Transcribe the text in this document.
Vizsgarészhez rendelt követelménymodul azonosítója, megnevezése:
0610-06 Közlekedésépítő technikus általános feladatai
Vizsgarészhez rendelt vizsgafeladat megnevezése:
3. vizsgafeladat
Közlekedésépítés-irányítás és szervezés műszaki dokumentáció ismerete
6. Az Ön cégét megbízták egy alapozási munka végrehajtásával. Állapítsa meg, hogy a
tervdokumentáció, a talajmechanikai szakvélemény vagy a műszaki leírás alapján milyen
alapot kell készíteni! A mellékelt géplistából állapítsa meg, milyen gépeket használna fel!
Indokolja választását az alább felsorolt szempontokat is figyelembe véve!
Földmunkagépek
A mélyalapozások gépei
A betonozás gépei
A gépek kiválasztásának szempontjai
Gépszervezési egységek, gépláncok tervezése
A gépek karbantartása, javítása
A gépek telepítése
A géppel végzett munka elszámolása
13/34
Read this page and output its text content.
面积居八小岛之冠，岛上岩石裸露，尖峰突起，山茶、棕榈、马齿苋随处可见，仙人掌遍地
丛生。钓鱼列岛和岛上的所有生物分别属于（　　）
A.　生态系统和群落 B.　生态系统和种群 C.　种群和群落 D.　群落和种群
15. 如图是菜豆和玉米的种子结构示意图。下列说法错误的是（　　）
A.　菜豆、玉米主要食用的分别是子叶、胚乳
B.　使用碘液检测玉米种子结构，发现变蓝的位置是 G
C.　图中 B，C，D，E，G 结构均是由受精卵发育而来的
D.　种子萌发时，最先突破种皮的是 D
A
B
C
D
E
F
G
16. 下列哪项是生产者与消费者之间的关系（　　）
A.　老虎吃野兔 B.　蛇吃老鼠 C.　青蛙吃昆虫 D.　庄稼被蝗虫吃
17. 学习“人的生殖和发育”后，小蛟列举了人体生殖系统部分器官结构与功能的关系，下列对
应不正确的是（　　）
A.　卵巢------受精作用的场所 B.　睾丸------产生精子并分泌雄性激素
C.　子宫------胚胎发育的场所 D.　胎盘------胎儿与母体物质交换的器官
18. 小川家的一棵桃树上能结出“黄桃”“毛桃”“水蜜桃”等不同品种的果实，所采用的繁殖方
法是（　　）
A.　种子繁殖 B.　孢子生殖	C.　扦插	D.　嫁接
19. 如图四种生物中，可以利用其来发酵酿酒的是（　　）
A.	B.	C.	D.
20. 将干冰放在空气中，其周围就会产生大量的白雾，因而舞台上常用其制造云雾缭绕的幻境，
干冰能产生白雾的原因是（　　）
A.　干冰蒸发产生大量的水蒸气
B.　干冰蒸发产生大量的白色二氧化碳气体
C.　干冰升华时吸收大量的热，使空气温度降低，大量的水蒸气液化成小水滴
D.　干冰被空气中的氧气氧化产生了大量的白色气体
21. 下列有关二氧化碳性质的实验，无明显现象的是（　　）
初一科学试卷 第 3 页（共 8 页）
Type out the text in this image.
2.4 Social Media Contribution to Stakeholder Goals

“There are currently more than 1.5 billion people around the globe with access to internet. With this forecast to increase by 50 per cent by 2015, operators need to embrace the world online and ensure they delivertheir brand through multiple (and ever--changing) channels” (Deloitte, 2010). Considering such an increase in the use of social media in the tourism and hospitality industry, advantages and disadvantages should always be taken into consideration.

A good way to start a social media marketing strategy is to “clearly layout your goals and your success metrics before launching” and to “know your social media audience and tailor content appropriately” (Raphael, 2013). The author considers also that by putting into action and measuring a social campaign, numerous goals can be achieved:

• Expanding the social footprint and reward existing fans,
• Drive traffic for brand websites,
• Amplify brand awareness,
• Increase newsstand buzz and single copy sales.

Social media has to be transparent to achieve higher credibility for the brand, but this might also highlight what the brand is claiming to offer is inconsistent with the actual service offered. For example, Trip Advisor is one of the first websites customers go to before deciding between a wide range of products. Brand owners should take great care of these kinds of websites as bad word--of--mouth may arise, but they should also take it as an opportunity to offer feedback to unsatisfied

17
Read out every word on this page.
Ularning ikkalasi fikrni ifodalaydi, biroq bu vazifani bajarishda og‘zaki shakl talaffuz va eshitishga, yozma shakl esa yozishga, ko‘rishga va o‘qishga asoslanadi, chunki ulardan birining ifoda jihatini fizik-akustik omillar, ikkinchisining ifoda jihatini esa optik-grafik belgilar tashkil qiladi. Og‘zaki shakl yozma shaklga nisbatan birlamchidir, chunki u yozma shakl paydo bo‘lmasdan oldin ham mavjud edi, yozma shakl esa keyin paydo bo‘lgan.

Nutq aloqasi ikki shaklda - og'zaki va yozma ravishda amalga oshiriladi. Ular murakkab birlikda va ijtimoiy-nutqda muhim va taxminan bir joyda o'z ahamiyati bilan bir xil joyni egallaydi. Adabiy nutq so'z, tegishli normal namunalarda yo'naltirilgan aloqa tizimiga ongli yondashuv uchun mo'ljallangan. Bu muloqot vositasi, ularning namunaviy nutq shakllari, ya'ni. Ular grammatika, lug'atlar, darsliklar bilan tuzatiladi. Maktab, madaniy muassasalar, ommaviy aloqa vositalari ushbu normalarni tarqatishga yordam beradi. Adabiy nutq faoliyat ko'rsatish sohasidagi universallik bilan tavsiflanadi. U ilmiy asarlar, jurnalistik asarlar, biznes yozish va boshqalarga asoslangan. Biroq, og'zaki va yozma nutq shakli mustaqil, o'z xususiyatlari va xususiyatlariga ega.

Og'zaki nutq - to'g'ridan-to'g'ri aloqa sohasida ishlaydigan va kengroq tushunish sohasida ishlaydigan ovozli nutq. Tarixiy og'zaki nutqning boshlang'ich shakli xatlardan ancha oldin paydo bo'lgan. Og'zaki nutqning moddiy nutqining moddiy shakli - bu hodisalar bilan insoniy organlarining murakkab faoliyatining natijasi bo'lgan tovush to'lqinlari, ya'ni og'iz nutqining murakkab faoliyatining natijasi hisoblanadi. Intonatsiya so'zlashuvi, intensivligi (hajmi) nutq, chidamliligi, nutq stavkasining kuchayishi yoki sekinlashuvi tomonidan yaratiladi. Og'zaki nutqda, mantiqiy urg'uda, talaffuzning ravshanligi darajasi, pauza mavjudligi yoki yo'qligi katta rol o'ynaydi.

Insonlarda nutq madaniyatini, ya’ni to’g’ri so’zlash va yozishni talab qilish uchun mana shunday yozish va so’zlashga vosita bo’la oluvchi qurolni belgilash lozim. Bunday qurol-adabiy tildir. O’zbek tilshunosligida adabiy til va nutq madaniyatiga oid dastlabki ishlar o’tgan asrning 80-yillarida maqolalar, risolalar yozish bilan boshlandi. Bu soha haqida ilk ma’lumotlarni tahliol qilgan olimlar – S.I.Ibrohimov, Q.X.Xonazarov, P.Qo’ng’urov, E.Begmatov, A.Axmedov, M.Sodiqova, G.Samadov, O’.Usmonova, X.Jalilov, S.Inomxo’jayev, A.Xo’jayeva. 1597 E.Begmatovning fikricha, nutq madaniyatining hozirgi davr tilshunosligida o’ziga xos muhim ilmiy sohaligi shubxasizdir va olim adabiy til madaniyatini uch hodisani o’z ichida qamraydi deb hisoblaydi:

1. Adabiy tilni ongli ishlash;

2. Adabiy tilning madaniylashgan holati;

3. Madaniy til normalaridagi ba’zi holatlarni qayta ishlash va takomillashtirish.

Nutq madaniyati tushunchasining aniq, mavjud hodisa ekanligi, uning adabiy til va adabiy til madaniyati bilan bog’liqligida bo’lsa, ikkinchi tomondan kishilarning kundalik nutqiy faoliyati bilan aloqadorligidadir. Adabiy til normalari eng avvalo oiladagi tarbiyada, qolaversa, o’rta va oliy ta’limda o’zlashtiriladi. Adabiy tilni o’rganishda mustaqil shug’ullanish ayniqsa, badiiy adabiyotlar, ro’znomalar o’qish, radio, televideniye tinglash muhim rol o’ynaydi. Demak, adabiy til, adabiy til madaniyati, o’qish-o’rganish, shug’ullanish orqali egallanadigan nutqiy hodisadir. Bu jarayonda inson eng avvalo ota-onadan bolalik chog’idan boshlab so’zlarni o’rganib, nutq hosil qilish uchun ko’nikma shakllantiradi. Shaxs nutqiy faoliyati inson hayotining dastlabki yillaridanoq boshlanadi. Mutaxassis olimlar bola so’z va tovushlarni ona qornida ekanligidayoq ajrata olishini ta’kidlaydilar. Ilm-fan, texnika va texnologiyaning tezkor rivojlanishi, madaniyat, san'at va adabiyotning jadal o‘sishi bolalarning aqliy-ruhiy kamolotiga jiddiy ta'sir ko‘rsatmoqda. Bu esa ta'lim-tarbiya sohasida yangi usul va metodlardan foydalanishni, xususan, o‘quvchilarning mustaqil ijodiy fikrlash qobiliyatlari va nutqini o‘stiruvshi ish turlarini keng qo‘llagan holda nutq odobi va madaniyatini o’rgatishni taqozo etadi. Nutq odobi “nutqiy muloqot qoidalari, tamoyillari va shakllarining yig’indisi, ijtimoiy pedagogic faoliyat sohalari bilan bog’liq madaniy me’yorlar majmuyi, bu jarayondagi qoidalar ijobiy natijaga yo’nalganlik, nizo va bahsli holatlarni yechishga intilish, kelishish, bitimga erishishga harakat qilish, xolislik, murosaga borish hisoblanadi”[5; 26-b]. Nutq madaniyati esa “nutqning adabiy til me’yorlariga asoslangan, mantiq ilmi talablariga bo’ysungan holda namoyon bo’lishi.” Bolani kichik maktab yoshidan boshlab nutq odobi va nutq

> _Written exercise_
Pick out the lines that include the word "this" and write them out.

> _The completed task_
Transcribe the text in this document.
Read this page and output its text content.
Type out the text in this image.
“There are currently more than 1.5 billion people around the globe with access to internet. With this forecast to increase by 50 per cent by 2015, operators need to embrace the world online and ensure they delivertheir brand through multiple (and ever--changing) channels” (Deloitte, 2010). Considering such an increase in the use of social media in the tourism and hospitality industry, advantages and disadvantages should always be taken into consideration.
Social media has to be transparent to achieve higher credibility for the brand, but this might also highlight what the brand is claiming to offer is inconsistent with the actual service offered. For example, Trip Advisor is one of the first websites customers go to before deciding between a wide range of products. Brand owners should take great care of these kinds of websites as bad word--of--mouth may arise, but they should also take it as an opportunity to offer feedback to unsatisfied
Read out every word on this page.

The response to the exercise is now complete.